(Dataset items)
--------------------------------

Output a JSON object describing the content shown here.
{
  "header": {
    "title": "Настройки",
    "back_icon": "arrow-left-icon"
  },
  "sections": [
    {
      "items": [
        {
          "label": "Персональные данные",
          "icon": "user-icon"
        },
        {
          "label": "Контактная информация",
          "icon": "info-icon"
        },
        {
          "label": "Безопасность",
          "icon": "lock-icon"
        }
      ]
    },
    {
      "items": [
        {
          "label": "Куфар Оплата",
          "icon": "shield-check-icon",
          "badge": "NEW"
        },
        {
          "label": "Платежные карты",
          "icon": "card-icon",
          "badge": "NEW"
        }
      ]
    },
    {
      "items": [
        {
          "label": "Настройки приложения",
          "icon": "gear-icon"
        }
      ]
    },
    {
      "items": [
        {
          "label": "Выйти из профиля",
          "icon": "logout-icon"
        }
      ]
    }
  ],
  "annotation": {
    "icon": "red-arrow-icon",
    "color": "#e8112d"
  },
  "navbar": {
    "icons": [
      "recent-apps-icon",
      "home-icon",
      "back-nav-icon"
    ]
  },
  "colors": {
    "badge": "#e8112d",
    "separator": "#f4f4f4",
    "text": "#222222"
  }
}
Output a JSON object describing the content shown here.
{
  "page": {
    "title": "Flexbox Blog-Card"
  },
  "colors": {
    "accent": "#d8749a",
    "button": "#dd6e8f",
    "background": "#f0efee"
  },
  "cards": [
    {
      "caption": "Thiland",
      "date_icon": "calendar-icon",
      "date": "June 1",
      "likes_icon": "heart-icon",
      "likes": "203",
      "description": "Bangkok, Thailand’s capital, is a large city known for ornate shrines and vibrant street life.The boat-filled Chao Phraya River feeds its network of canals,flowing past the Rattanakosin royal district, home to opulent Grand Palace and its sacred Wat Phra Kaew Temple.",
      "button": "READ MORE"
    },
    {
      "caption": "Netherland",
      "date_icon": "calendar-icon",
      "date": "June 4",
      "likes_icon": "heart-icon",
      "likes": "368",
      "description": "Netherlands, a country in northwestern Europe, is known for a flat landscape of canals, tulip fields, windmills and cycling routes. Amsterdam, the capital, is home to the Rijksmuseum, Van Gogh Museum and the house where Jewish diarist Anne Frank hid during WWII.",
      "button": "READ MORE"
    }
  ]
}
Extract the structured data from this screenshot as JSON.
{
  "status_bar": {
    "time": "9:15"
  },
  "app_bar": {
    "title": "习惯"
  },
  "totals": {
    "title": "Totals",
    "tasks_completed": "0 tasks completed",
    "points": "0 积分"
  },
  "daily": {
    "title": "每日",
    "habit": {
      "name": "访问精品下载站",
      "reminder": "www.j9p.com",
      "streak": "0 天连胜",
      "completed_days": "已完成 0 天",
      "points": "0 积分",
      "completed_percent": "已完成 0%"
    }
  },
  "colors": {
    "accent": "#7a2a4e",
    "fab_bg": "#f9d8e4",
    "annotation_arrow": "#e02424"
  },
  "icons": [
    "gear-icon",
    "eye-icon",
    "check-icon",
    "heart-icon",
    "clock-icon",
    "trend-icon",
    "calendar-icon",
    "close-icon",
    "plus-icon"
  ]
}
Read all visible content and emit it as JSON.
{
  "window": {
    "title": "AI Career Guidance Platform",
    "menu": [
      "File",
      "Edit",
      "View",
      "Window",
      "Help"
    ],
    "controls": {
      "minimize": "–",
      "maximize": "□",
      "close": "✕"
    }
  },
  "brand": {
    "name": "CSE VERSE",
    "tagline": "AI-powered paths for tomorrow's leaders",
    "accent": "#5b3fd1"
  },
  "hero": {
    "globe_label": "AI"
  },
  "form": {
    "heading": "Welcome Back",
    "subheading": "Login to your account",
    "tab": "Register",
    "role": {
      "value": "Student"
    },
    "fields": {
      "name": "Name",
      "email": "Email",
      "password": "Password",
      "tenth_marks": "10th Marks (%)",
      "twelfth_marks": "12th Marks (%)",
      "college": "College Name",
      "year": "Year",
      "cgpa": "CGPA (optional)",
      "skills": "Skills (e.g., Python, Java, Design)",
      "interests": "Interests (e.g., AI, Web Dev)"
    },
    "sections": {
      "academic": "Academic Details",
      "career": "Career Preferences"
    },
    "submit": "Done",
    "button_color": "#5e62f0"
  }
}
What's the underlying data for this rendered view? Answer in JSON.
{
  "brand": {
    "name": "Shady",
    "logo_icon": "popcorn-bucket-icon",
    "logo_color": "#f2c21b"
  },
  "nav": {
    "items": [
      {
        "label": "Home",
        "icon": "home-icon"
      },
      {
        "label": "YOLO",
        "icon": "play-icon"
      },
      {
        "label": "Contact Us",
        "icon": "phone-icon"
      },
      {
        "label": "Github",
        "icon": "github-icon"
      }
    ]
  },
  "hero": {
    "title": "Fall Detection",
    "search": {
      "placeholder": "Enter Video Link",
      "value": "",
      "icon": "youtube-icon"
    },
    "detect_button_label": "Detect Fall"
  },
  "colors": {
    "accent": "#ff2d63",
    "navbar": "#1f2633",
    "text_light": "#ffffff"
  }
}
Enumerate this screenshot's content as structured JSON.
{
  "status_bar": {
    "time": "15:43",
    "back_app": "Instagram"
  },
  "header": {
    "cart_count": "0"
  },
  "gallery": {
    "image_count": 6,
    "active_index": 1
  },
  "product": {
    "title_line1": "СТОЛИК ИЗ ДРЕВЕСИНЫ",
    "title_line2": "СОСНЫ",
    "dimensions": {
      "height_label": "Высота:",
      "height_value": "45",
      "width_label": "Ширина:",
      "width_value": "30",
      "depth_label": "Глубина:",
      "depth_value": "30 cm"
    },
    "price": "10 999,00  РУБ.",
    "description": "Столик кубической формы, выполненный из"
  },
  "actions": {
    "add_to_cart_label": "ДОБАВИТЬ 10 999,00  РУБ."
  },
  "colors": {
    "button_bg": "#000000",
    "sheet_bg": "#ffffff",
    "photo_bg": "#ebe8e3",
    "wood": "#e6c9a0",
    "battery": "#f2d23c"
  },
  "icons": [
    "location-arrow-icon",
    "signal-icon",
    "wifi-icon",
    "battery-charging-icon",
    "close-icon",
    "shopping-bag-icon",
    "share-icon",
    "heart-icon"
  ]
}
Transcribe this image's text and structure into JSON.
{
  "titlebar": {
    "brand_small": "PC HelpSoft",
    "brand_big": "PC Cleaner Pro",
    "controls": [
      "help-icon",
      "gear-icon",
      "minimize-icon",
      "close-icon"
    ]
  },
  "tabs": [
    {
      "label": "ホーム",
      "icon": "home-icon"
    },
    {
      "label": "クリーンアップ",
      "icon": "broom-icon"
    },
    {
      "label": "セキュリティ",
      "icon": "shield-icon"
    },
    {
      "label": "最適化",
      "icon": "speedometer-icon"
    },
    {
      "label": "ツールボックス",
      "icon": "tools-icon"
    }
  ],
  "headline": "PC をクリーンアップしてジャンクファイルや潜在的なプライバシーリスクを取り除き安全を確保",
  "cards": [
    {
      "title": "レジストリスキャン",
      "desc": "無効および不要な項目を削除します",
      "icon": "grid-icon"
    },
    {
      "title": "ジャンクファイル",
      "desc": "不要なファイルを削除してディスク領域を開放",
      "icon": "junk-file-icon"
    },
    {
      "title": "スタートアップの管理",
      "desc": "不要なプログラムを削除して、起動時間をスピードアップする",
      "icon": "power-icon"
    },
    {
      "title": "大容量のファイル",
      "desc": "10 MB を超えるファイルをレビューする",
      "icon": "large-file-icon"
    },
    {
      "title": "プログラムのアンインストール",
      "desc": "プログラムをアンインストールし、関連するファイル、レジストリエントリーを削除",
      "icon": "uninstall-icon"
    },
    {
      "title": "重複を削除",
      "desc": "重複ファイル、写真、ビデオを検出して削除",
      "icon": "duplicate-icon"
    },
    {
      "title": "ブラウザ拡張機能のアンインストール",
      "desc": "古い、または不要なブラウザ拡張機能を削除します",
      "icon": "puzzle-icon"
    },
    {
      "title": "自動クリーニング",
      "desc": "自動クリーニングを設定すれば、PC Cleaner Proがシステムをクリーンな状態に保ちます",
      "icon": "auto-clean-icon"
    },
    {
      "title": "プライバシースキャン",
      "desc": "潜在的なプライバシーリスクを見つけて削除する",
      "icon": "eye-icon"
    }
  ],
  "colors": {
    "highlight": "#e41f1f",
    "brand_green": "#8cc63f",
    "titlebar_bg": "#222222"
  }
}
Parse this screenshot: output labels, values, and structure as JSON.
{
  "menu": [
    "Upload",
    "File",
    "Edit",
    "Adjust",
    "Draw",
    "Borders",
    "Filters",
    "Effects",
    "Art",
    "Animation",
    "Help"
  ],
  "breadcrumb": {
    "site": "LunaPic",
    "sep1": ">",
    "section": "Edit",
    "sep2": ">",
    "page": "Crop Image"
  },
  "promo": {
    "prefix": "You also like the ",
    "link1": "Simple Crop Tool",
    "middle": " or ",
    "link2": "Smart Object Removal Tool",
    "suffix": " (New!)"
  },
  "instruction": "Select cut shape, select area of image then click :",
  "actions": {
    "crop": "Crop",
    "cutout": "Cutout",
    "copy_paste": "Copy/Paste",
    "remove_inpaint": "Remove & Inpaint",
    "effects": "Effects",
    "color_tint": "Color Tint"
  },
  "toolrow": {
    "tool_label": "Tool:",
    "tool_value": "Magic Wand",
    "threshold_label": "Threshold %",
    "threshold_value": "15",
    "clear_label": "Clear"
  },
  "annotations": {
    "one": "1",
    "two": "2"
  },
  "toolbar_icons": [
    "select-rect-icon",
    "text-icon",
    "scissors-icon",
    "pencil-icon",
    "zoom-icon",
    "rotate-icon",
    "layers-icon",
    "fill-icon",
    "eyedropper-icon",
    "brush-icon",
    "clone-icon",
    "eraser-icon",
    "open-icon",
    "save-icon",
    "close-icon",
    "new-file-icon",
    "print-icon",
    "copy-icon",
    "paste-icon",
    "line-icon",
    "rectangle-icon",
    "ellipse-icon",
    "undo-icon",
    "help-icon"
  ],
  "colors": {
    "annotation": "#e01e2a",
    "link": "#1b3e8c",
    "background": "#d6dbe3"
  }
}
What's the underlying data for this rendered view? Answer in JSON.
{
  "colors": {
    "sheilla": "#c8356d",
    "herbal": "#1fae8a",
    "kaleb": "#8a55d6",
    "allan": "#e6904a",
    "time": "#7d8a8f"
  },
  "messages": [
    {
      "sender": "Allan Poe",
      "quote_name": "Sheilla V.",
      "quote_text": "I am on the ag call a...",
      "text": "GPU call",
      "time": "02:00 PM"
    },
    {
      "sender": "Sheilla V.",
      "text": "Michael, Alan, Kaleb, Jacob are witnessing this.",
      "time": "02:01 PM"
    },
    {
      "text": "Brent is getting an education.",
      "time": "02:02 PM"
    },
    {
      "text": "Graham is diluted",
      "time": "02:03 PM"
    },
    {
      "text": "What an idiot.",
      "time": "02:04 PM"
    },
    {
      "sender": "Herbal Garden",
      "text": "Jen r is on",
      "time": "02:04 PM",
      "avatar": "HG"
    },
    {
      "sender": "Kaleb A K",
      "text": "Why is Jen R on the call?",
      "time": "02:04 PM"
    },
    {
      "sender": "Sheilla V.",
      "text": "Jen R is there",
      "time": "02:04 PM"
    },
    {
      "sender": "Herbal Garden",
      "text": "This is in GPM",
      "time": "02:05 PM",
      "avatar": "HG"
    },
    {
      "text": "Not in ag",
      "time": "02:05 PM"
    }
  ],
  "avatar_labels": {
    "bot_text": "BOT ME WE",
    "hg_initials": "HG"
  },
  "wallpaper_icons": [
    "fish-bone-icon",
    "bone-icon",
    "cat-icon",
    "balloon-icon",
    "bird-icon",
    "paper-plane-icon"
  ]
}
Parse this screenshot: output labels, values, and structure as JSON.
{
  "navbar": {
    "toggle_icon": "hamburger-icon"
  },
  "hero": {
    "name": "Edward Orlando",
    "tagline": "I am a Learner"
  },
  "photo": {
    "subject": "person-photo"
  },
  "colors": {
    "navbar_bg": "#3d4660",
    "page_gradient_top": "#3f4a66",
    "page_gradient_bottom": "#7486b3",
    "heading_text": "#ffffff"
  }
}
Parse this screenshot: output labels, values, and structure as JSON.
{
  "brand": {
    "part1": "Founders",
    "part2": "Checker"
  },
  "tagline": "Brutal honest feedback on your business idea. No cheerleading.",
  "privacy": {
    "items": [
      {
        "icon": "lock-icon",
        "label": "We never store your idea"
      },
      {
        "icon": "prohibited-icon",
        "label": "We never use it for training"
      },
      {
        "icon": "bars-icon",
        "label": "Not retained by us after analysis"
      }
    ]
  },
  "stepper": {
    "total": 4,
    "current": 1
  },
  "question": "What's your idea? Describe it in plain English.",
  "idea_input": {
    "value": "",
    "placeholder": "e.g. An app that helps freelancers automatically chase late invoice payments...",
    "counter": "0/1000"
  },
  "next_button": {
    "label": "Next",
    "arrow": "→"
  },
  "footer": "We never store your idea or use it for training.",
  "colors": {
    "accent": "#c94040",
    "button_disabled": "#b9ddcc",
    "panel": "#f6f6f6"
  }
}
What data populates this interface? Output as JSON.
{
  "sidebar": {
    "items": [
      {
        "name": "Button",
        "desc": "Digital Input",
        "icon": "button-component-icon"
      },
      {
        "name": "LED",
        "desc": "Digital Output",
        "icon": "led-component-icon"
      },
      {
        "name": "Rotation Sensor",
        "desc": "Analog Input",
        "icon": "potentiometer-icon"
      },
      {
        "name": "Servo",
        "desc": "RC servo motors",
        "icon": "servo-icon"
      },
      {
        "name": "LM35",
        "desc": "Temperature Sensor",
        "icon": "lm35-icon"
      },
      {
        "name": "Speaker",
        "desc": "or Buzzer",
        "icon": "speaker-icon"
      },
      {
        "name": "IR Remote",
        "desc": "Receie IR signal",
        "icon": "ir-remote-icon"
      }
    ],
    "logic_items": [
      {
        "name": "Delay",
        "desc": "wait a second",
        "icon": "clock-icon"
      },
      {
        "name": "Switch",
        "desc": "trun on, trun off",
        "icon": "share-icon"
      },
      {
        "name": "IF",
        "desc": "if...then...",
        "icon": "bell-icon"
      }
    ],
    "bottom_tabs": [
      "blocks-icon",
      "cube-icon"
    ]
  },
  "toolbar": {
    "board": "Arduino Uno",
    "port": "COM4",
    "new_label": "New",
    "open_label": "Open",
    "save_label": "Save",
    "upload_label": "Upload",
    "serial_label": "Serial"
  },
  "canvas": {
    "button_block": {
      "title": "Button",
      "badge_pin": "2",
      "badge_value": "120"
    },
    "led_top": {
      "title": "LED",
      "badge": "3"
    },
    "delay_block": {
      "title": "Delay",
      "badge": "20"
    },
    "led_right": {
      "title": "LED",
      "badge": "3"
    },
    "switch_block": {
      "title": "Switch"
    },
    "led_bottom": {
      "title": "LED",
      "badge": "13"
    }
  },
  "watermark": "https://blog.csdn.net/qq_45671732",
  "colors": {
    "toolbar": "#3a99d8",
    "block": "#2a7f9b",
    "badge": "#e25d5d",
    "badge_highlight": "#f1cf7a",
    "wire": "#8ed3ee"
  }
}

--------------------------------

• **What is asked**
Within the entries above, report how many lines include "battery", and keep the answer to the number.

• **Solution to the problem**
2